[Collection entries]
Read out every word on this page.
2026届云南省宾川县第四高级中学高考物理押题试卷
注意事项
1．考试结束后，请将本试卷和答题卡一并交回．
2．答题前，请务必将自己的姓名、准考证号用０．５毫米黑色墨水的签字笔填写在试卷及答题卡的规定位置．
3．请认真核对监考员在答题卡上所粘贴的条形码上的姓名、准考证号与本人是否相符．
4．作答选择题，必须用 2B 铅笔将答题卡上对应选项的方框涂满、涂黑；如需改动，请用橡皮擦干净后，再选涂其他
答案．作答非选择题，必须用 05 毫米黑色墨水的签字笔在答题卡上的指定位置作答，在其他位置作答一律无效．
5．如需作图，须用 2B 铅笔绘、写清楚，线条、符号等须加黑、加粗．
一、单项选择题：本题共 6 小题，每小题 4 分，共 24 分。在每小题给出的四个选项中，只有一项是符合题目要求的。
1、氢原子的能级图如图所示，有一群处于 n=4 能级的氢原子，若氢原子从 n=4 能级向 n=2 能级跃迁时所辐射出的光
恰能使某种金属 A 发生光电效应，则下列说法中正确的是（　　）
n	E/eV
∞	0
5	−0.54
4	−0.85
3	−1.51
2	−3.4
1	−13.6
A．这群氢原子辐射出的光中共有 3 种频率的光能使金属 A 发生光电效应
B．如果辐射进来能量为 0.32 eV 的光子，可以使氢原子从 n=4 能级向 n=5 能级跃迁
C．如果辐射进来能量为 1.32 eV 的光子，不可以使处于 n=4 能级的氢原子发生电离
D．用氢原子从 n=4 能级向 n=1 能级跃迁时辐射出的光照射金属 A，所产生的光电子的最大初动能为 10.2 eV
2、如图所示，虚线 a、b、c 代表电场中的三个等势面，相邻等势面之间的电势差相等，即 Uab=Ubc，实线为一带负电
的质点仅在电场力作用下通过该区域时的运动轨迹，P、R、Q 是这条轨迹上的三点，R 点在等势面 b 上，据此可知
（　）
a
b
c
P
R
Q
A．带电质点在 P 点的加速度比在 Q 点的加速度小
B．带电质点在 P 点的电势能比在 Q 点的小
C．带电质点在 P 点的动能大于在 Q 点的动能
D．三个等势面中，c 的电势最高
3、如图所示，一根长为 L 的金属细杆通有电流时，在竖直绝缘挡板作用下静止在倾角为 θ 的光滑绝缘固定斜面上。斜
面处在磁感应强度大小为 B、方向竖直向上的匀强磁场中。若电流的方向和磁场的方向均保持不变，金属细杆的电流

### Instructions for the task
Extract each line holding the word "如果辐射进来能量为" from the records.

### The response
B．如果辐射进来能量为 0.32 eV 的光子，可以使氢原子从 n=4 能级向 n=5 能级跃迁
C．如果辐射进来能量为 1.32 eV 的光子，不可以使处于 n=4 能级的氢原子发生电离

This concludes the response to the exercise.